• [To be done] Locate every line that holds the string "behavior" and copy it.

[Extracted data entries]
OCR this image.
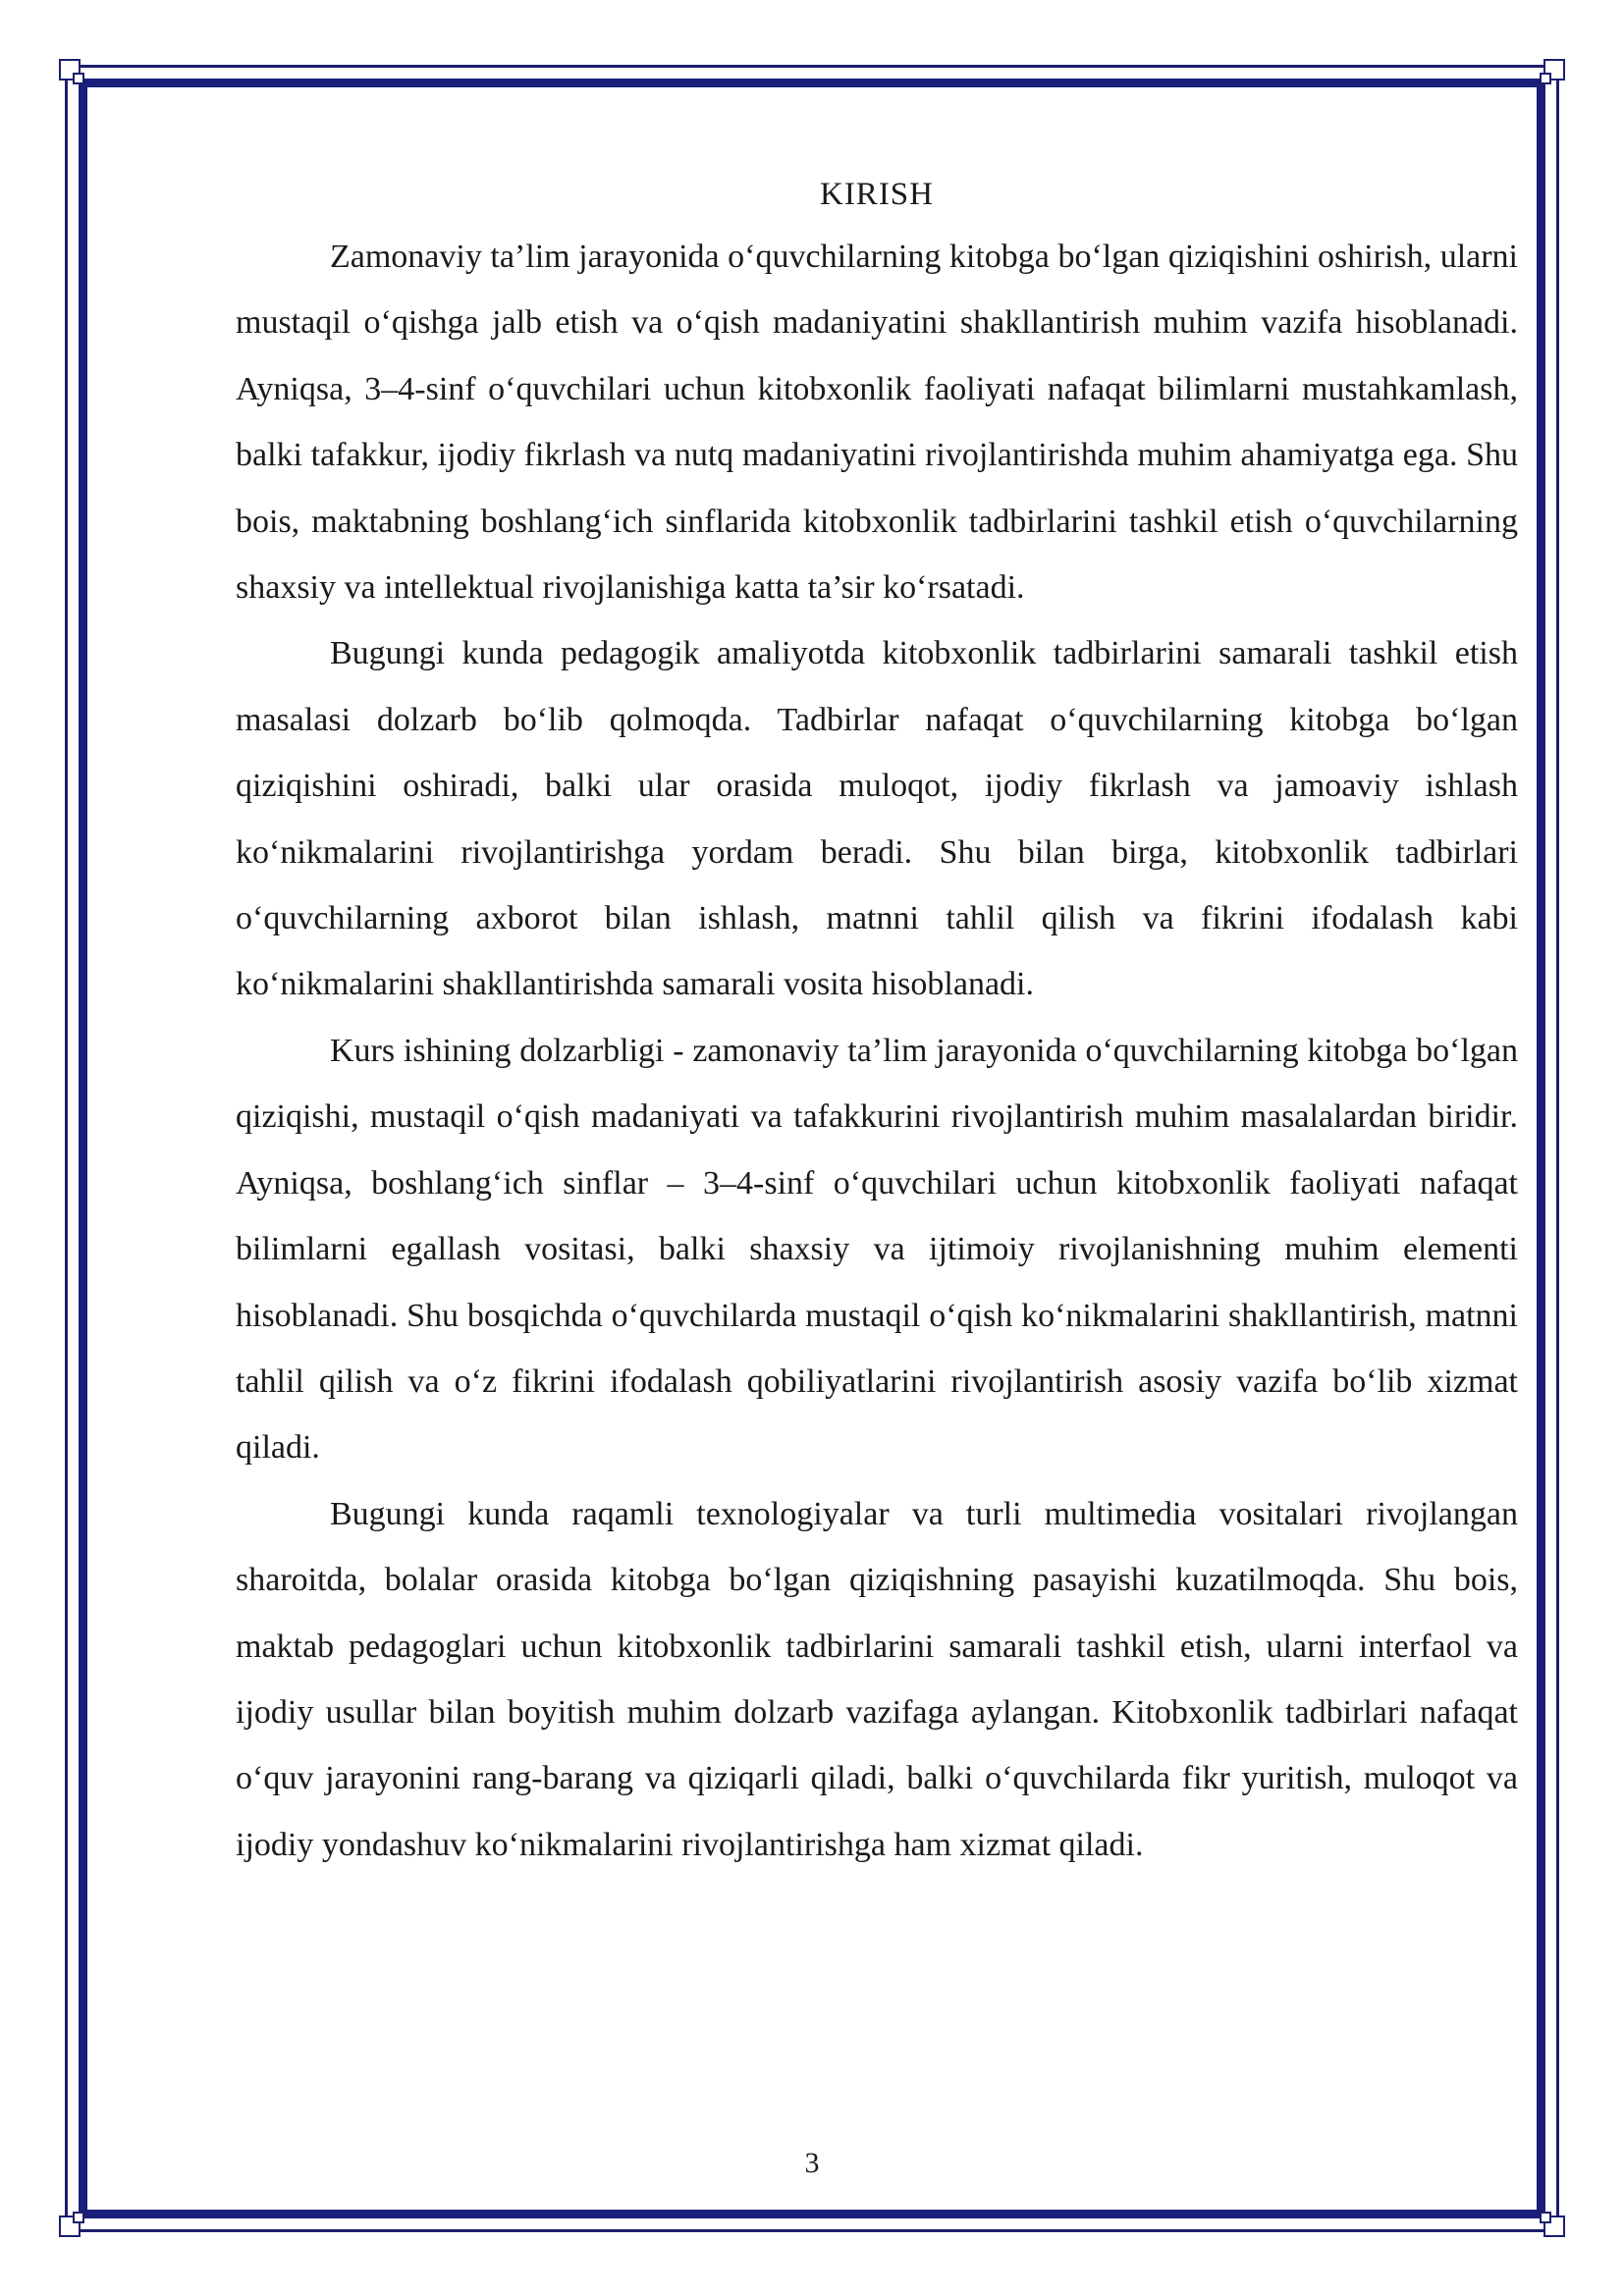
KIRISH

Zamonaviy ta’lim jarayonida o‘quvchilarning kitobga bo‘lgan qiziqishini oshirish, ularni mustaqil o‘qishga jalb etish va o‘qish madaniyatini shakllantirish muhim vazifa hisoblanadi. Ayniqsa, 3–4-sinf o‘quvchilari uchun kitobxonlik faoliyati nafaqat bilimlarni mustahkamlash, balki tafakkur, ijodiy fikrlash va nutq madaniyatini rivojlantirishda muhim ahamiyatga ega. Shu bois, maktabning boshlang‘ich sinflarida kitobxonlik tadbirlarini tashkil etish o‘quvchilarning shaxsiy va intellektual rivojlanishiga katta ta’sir ko‘rsatadi.

Bugungi kunda pedagogik amaliyotda kitobxonlik tadbirlarini samarali tashkil etish masalasi dolzarb bo‘lib qolmoqda. Tadbirlar nafaqat o‘quvchilarning kitobga bo‘lgan qiziqishini oshiradi, balki ular orasida muloqot, ijodiy fikrlash va jamoaviy ishlash ko‘nikmalarini rivojlantirishga yordam beradi. Shu bilan birga, kitobxonlik tadbirlari o‘quvchilarning axborot bilan ishlash, matnni tahlil qilish va fikrini ifodalash kabi ko‘nikmalarini shakllantirishda samarali vosita hisoblanadi.

Kurs ishining dolzarbligi - zamonaviy ta’lim jarayonida o‘quvchilarning kitobga bo‘lgan qiziqishi, mustaqil o‘qish madaniyati va tafakkurini rivojlantirish muhim masalalardan biridir. Ayniqsa, boshlang‘ich sinflar – 3–4-sinf o‘quvchilari uchun kitobxonlik faoliyati nafaqat bilimlarni egallash vositasi, balki shaxsiy va ijtimoiy rivojlanishning muhim elementi hisoblanadi. Shu bosqichda o‘quvchilarda mustaqil o‘qish ko‘nikmalarini shakllantirish, matnni tahlil qilish va o‘z fikrini ifodalash qobiliyatlarini rivojlantirish asosiy vazifa bo‘lib xizmat qiladi.

Bugungi kunda raqamli texnologiyalar va turli multimedia vositalari rivojlangan sharoitda, bolalar orasida kitobga bo‘lgan qiziqishning pasayishi kuzatilmoqda. Shu bois, maktab pedagoglari uchun kitobxonlik tadbirlarini samarali tashkil etish, ularni interfaol va ijodiy usullar bilan boyitish muhim dolzarb vazifaga aylangan. Kitobxonlik tadbirlari nafaqat o‘quv jarayonini rang-barang va qiziqarli qiladi, balki o‘quvchilarda fikr yuritish, muloqot va ijodiy yondashuv ko‘nikmalarini rivojlantirishga ham xizmat qiladi.

3
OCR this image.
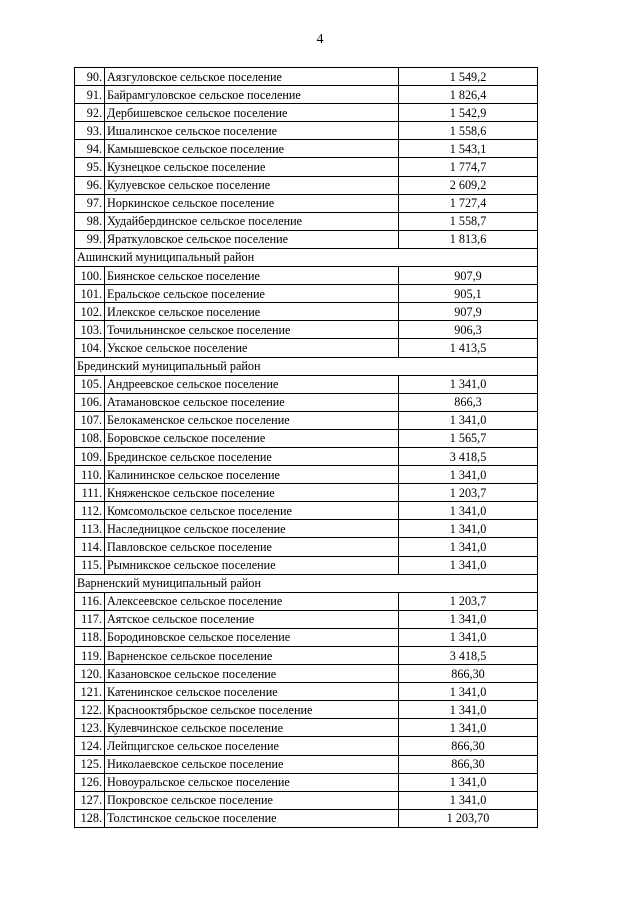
4
90.	Аязгуловское сельское поселение	1 549,2
91.	Байрамгуловское сельское поселение	1 826,4
92.	Дербишевское сельское поселение	1 542,9
93.	Ишалинское сельское поселение	1 558,6
94.	Камышевское сельское поселение	1 543,1
95.	Кузнецкое сельское поселение	1 774,7
96.	Кулуевское сельское поселение	2 609,2
97.	Норкинское сельское поселение	1 727,4
98.	Худайбердинское сельское поселение	1 558,7
99.	Яраткуловское сельское поселение	1 813,6
Ашинский муниципальный район		
100.	Биянское сельское поселение	907,9
101.	Еральское сельское поселение	905,1
102.	Илекское сельское поселение	907,9
103.	Точильнинское сельское поселение	906,3
104.	Укское сельское поселение	1 413,5
Брединский муниципальный район		
105.	Андреевское сельское поселение	1 341,0
106.	Атамановское сельское поселение	866,3
107.	Белокаменское сельское поселение	1 341,0
108.	Боровское сельское поселение	1 565,7
109.	Брединское сельское поселение	3 418,5
110.	Калининское сельское поселение	1 341,0
111.	Княженское сельское поселение	1 203,7
112.	Комсомольское сельское поселение	1 341,0
113.	Наследницкое сельское поселение	1 341,0
114.	Павловское сельское поселение	1 341,0
115.	Рымникское сельское поселение	1 341,0
Варненский муниципальный район		
116.	Алексеевское сельское поселение	1 203,7
117.	Аятское сельское поселение	1 341,0
118.	Бородиновское сельское поселение	1 341,0
119.	Варненское сельское поселение	3 418,5
120.	Казановское сельское поселение	866,30
121.	Катенинское сельское поселение	1 341,0
122.	Краснооктябрьское сельское поселение	1 341,0
123.	Кулевчинское сельское поселение	1 341,0
124.	Лейпцигское сельское поселение	866,30
125.	Николаевское сельское поселение	866,30
126.	Новоуральское сельское поселение	1 341,0
127.	Покровское сельское поселение	1 341,0
128.	Толстинское сельское поселение	1 203,70
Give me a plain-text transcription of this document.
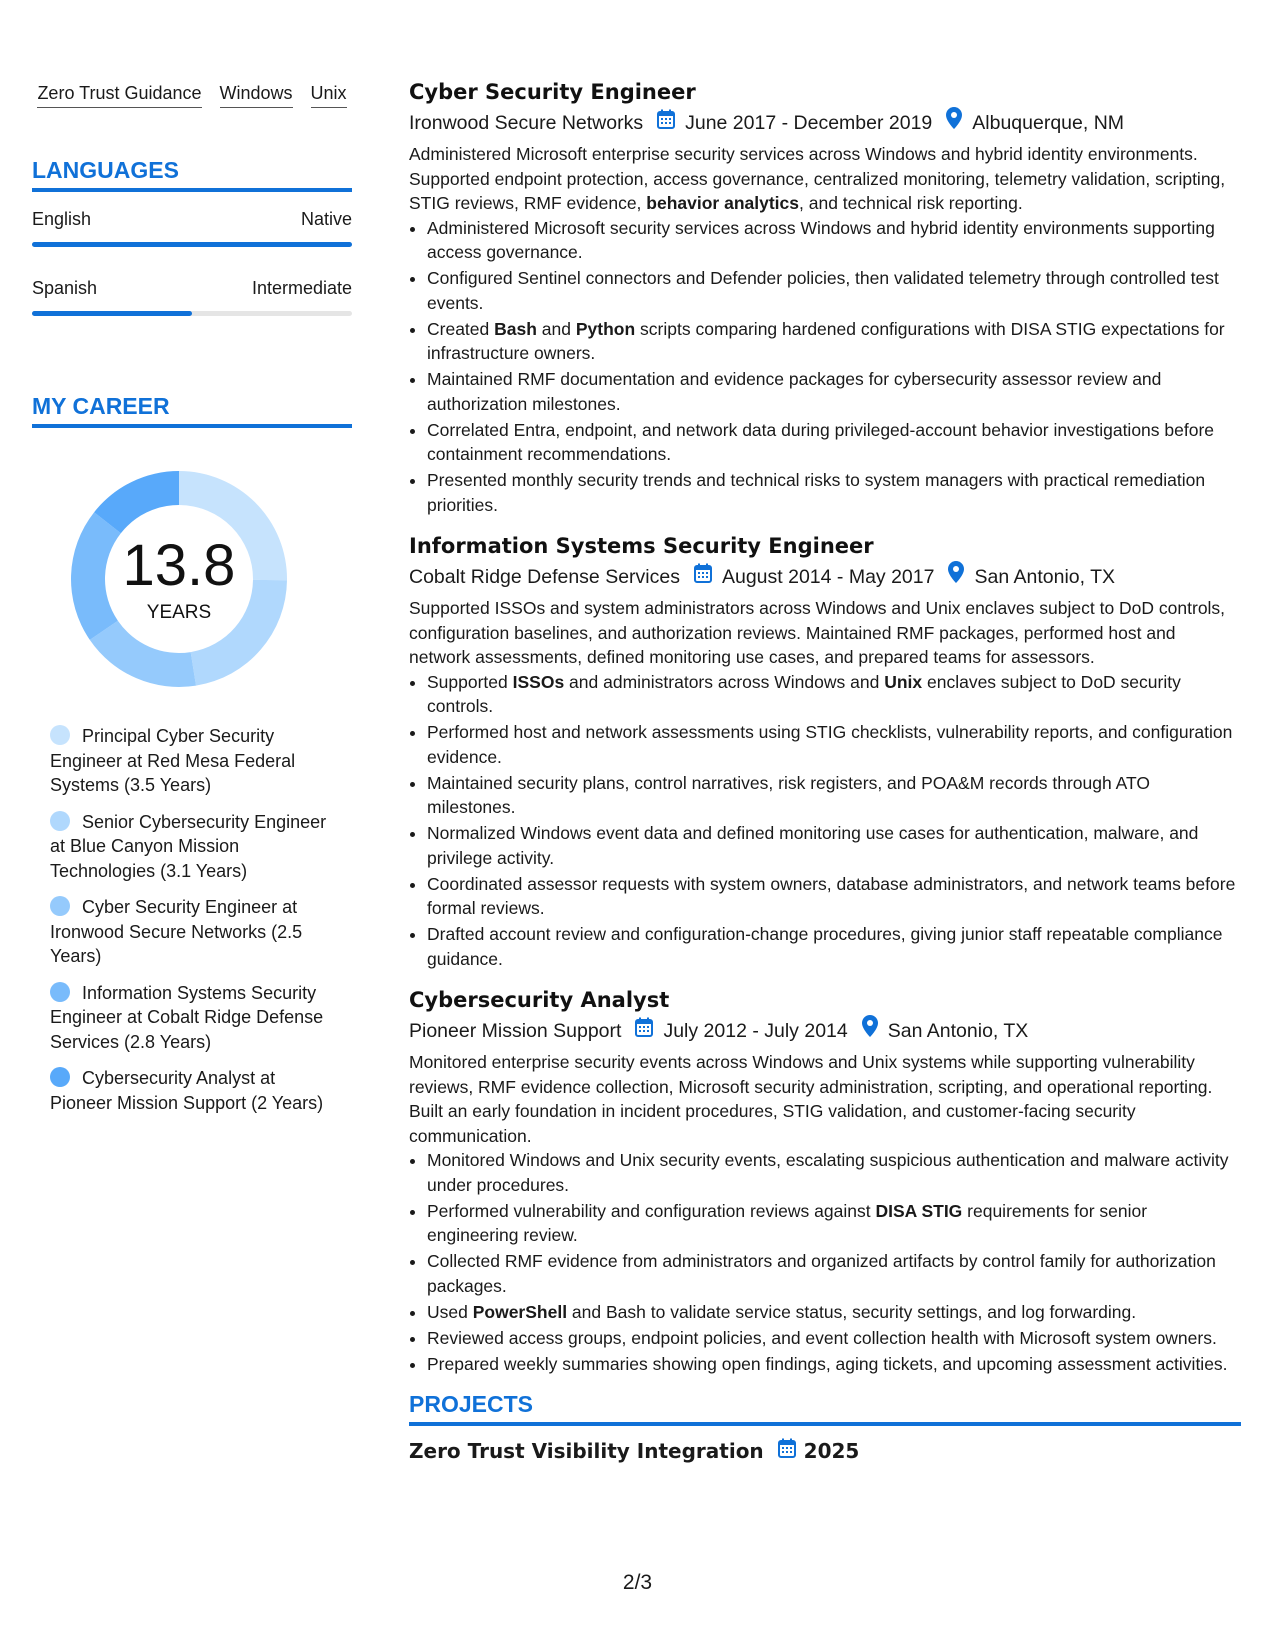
Zero Trust Guidance Windows Unix
LANGUAGES
English	Native
Spanish	Intermediate
MY CAREER
13.8
YEARS
Principal Cyber Security Engineer at Red Mesa Federal Systems (3.5 Years)
Senior Cybersecurity Engineer at Blue Canyon Mission Technologies (3.1 Years)
Cyber Security Engineer at Ironwood Secure Networks (2.5 Years)
Information Systems Security Engineer at Cobalt Ridge Defense Services (2.8 Years)
Cybersecurity Analyst at Pioneer Mission Support (2 Years)
Cyber Security Engineer
Ironwood Secure Networks June 2017 - December 2019 Albuquerque, NM

Administered Microsoft enterprise security services across Windows and hybrid identity environments. Supported endpoint protection, access governance, centralized monitoring, telemetry validation, scripting, STIG reviews, RMF evidence, behavior analytics, and technical risk reporting.

• Administered Microsoft security services across Windows and hybrid identity environments supporting access governance.
• Configured Sentinel connectors and Defender policies, then validated telemetry through controlled test events.
• Created Bash and Python scripts comparing hardened configurations with DISA STIG expectations for infrastructure owners.
• Maintained RMF documentation and evidence packages for cybersecurity assessor review and authorization milestones.
• Correlated Entra, endpoint, and network data during privileged-account behavior investigations before containment recommendations.
• Presented monthly security trends and technical risks to system managers with practical remediation priorities.
Information Systems Security Engineer
Cobalt Ridge Defense Services August 2014 - May 2017 San Antonio, TX

Supported ISSOs and system administrators across Windows and Unix enclaves subject to DoD controls, configuration baselines, and authorization reviews. Maintained RMF packages, performed host and network assessments, defined monitoring use cases, and prepared teams for assessors.

• Supported ISSOs and administrators across Windows and Unix enclaves subject to DoD security controls.
• Performed host and network assessments using STIG checklists, vulnerability reports, and configuration evidence.
• Maintained security plans, control narratives, risk registers, and POA&M records through ATO milestones.
• Normalized Windows event data and defined monitoring use cases for authentication, malware, and privilege activity.
• Coordinated assessor requests with system owners, database administrators, and network teams before formal reviews.
• Drafted account review and configuration-change procedures, giving junior staff repeatable compliance guidance.
Cybersecurity Analyst
Pioneer Mission Support July 2012 - July 2014 San Antonio, TX

Monitored enterprise security events across Windows and Unix systems while supporting vulnerability reviews, RMF evidence collection, Microsoft security administration, scripting, and operational reporting. Built an early foundation in incident procedures, STIG validation, and customer-facing security communication.

• Monitored Windows and Unix security events, escalating suspicious authentication and malware activity under procedures.
• Performed vulnerability and configuration reviews against DISA STIG requirements for senior engineering review.
• Collected RMF evidence from administrators and organized artifacts by control family for authorization packages.
• Used PowerShell and Bash to validate service status, security settings, and log forwarding.
• Reviewed access groups, endpoint policies, and event collection health with Microsoft system owners.
• Prepared weekly summaries showing open findings, aging tickets, and upcoming assessment activities.
PROJECTS
Zero Trust Visibility Integration 2025
2/3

• [Result of the exercise]
Administered Microsoft enterprise security services across Windows and hybrid identity environments. Supported endpoint protection, access governance, centralized monitoring, telemetry validation, scripting, STIG reviews, RMF evidence, behavior analytics, and technical risk reporting.
• Correlated Entra, endpoint, and network data during privileged-account behavior investigations before containment recommendations.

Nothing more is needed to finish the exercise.